**TASK OBJECTIVE**
Carry on the EnsLoss abstract below, picking up after its last sentence.

Poster
EnsLoss: Stochastic Calibrated Loss Ensembles for Preventing Overfitting in Classification
Ben Dai
East Exhibition Hall A-B #E-1401
Empirical risk minimization (ERM) with a computationally feasible surrogate loss is a widely accepted approach for classification. Notably, the convexity and calibration (CC) properties of a loss function ensure consistency of ERM in maximizing accuracy, thereby offering a wide range of options for surrogate losses. In this article, we propose a novel ensemble method, namely EnsLoss, which extends the ensemble learning concept to combine loss functions within the ERM framework. A key feature of our method is the consideration on preserving the "legitimacy" of the combined losses, i.e., ensuring the CC properties. Specifically, we first transform the CC conditions of losses into loss-derivatives, thereby bypassing the need for explicit loss functions and directly generating calibrated loss-derivatives. Therefore, inspired by Dropout, EnsLoss enables loss ensembles through one training process with doubly stochastic gradient descent (i.e., random batch samples and random calibrated loss-derivatives). We theoretically establish the statistical consistency of our approach and provide insights into its benefits. The numerical effectiveness of EnsLoss compared to fixed loss methods is demonstrated through experiments on a broad range of 45 pairs of CIFAR10 datasets, the PCam image dataset, and 14 OpenML tabular datasets and with various deep learning architectures. Python repository and source code are available on our Github (https://github.com/statmlben/ensLoss).

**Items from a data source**
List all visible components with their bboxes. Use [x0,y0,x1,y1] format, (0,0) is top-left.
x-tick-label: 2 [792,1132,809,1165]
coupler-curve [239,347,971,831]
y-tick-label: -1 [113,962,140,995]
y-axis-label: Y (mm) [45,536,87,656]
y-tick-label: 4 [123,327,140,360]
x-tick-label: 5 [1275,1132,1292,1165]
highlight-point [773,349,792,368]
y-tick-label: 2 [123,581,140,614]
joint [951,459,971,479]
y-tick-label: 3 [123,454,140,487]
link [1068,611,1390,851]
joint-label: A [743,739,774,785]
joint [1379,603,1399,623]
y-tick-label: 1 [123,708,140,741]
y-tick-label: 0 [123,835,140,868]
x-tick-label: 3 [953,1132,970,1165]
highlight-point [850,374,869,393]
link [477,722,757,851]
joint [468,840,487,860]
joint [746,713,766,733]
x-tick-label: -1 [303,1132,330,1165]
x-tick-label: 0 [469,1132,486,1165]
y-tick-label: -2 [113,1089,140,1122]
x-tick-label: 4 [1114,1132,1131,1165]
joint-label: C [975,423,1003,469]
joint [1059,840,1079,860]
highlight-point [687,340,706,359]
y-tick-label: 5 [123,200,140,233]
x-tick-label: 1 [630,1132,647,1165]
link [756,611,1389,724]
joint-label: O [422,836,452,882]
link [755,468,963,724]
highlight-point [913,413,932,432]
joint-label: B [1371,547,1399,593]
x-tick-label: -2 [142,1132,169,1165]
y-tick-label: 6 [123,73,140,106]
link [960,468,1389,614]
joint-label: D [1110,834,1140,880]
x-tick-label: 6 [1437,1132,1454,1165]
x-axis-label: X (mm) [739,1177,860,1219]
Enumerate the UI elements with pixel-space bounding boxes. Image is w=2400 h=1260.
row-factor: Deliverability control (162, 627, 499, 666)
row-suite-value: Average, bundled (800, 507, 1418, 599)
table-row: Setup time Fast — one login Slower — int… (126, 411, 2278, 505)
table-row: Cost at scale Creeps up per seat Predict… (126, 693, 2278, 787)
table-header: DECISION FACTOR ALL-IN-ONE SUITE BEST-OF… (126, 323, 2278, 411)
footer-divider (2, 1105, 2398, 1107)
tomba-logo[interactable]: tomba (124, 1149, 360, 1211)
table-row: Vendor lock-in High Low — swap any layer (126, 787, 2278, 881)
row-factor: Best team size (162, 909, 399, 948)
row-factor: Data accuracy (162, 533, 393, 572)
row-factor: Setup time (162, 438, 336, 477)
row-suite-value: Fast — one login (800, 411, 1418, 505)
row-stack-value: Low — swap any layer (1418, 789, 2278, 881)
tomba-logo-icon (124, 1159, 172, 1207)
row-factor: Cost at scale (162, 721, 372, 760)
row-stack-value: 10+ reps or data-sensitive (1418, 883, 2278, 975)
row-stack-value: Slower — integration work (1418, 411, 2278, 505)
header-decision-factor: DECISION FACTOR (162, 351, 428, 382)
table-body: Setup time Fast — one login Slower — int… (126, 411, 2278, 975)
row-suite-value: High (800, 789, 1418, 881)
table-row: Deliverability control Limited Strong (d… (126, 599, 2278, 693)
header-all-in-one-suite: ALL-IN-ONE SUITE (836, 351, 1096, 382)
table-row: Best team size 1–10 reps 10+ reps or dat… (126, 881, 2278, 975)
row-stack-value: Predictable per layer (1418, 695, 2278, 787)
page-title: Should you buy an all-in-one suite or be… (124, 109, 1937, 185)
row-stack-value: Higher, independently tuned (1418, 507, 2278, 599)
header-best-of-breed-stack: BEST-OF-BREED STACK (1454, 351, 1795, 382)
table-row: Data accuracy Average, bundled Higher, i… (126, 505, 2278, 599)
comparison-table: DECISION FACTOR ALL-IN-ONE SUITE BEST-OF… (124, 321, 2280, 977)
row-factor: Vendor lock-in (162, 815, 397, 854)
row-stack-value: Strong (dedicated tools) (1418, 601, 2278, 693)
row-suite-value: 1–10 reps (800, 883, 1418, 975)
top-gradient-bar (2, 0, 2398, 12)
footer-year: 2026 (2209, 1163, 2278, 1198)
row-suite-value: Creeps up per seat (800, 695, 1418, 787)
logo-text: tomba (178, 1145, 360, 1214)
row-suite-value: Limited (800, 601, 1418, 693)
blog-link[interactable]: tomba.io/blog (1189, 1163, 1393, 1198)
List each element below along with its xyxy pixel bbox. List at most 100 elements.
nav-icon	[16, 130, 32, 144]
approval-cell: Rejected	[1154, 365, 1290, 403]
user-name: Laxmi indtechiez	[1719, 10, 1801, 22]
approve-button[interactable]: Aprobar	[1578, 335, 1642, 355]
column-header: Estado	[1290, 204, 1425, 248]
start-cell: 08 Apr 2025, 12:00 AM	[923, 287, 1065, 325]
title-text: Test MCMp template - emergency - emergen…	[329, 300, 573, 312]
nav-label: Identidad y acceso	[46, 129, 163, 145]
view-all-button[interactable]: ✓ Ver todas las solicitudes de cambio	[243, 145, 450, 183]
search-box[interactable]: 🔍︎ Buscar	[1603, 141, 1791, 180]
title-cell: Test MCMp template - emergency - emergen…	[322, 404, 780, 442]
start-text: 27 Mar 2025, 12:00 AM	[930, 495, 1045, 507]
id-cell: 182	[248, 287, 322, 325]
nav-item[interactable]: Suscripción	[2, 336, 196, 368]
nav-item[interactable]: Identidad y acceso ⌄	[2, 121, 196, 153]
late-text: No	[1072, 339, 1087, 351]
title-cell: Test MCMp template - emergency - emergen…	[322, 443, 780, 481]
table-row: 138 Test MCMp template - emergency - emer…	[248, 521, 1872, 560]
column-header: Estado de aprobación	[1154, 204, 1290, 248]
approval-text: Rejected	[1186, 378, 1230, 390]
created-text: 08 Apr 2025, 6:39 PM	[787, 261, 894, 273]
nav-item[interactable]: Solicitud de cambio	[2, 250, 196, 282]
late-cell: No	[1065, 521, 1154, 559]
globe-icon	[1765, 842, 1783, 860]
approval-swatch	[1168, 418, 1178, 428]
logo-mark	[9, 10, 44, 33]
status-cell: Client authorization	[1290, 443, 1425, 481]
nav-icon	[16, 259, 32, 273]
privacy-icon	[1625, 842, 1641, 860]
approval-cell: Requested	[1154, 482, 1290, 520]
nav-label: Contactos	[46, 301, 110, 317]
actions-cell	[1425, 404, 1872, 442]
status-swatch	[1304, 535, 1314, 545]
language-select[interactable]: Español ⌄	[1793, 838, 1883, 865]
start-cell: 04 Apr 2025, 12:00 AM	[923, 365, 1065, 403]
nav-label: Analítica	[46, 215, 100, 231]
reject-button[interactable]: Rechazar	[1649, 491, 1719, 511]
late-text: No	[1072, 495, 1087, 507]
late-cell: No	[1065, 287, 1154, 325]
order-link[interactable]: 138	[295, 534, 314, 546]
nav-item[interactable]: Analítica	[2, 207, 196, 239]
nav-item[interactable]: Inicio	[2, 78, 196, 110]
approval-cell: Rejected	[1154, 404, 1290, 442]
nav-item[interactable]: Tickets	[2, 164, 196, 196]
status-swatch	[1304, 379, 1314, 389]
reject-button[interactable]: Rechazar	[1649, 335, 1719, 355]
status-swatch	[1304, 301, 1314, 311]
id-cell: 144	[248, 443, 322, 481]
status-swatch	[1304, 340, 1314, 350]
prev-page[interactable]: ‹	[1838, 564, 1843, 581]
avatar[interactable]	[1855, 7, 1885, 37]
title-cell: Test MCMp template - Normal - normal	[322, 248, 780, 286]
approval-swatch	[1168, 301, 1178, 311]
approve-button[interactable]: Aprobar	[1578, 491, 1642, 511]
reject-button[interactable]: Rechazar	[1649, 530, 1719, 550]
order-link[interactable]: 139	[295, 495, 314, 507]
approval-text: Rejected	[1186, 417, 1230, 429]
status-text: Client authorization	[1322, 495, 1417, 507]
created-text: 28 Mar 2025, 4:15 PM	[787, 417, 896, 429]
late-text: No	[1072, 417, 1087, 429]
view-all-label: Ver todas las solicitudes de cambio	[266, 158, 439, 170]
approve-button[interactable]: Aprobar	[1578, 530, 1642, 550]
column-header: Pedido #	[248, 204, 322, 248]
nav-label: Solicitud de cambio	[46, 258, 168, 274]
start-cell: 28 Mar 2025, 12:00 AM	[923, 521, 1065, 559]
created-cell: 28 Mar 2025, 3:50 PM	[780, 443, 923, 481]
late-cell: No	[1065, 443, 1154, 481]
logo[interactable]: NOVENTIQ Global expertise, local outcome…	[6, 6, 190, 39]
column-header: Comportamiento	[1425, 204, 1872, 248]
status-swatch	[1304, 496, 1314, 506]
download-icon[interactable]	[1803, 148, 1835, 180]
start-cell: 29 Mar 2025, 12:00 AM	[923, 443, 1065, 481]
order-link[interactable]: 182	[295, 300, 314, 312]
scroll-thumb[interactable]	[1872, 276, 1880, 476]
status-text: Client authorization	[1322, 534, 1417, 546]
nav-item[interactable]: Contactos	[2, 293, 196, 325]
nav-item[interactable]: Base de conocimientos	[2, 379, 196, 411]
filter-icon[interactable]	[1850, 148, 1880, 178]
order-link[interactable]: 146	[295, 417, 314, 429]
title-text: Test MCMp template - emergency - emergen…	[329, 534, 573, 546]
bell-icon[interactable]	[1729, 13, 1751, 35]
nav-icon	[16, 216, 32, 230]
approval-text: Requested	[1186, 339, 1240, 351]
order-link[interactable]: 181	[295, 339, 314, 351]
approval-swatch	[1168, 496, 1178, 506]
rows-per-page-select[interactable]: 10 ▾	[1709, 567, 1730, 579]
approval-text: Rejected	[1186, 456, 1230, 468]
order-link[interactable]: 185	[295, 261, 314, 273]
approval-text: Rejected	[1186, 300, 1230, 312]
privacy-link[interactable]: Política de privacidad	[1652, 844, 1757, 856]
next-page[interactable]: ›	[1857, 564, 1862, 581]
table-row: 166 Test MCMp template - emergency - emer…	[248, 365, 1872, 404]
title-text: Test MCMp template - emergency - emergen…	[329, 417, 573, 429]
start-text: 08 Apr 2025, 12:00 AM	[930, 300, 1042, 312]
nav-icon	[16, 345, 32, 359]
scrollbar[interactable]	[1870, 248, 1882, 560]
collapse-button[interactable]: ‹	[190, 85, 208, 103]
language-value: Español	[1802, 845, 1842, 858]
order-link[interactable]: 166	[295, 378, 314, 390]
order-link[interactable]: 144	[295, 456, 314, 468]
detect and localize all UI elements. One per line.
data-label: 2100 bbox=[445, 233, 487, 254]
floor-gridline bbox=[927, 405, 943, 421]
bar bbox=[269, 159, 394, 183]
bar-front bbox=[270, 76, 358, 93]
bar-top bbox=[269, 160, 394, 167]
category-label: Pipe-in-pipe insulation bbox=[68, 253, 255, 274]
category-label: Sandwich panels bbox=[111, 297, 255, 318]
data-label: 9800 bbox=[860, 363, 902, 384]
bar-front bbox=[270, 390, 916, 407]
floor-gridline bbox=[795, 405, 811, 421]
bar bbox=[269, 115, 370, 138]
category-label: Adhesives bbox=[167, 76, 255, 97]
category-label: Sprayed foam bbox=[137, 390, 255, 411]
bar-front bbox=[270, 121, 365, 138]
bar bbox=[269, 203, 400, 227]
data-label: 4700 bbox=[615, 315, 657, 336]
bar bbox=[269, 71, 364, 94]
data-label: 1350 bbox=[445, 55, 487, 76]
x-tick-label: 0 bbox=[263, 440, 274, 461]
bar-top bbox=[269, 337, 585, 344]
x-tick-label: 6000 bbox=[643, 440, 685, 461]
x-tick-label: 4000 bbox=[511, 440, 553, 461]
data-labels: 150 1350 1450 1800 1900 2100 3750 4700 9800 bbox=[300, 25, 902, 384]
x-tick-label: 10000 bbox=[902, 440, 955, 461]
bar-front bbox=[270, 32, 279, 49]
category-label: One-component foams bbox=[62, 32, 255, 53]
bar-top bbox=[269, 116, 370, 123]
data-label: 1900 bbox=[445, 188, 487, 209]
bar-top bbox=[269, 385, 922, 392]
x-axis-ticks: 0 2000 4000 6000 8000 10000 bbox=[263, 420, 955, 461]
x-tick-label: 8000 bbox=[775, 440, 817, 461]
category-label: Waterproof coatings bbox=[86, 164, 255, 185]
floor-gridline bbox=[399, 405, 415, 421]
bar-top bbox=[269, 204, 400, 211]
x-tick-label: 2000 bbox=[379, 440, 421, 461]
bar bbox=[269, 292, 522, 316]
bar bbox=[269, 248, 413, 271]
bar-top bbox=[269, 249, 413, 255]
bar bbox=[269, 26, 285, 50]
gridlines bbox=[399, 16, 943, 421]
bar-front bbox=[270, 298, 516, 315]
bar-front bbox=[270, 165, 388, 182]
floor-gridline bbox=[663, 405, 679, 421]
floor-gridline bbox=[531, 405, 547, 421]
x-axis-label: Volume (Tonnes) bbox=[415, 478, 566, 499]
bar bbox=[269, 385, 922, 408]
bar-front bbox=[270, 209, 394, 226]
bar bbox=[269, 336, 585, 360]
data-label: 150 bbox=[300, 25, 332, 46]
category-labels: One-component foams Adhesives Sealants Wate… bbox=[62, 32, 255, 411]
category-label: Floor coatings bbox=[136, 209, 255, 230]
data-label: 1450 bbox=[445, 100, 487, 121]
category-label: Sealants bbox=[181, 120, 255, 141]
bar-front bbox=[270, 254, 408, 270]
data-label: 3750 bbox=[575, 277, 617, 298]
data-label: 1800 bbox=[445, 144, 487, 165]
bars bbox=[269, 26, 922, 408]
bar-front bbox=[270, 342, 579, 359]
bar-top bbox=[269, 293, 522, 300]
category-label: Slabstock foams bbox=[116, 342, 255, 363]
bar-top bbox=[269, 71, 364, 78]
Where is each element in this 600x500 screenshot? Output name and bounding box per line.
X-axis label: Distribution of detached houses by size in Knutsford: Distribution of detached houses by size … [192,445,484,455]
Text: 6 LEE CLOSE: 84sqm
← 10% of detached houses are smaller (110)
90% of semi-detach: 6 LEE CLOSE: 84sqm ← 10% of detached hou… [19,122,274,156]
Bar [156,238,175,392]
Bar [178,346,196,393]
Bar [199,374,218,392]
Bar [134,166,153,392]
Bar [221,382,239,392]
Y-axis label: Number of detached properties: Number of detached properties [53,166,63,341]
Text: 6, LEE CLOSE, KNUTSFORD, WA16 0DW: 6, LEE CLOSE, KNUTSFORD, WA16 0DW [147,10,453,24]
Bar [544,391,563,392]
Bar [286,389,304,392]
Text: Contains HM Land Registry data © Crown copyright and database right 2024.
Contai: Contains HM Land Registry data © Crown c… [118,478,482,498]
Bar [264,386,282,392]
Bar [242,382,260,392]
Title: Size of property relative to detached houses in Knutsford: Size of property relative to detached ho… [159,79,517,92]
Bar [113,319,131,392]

**RESULT OF THE TASK**
When teaching computers to classify data—like identifying animals in photos—researchers use mathematical tools called "loss functions" to measure and guide how well the computer is learning. These functions act like scorecards, penalizing the model when it makes mistakes. Traditionally, researchers select just one loss function and use it throughout the training process.Our research introduces a new approach called EnsLoss that combines multiple loss functions during training, similar to how consulting several experts often leads to better decisions than relying on just one. The challenge was ensuring these combinations maintain the mathematical properties needed for reliable learning. We solved this by transforming the problem to work with the derivatives of loss functions. This allows us to randomly switch between different valid loss functions during training.Our mathematical analysis proves this approach is theoretically sound, and our experiments on 45 image classification tasks, medical images, and 14 tabular datasets show that EnsLoss consistently outperforms traditional single-loss methods across various neural network architectures.We've made our code freely available on GitHub for other researchers to use and build upon.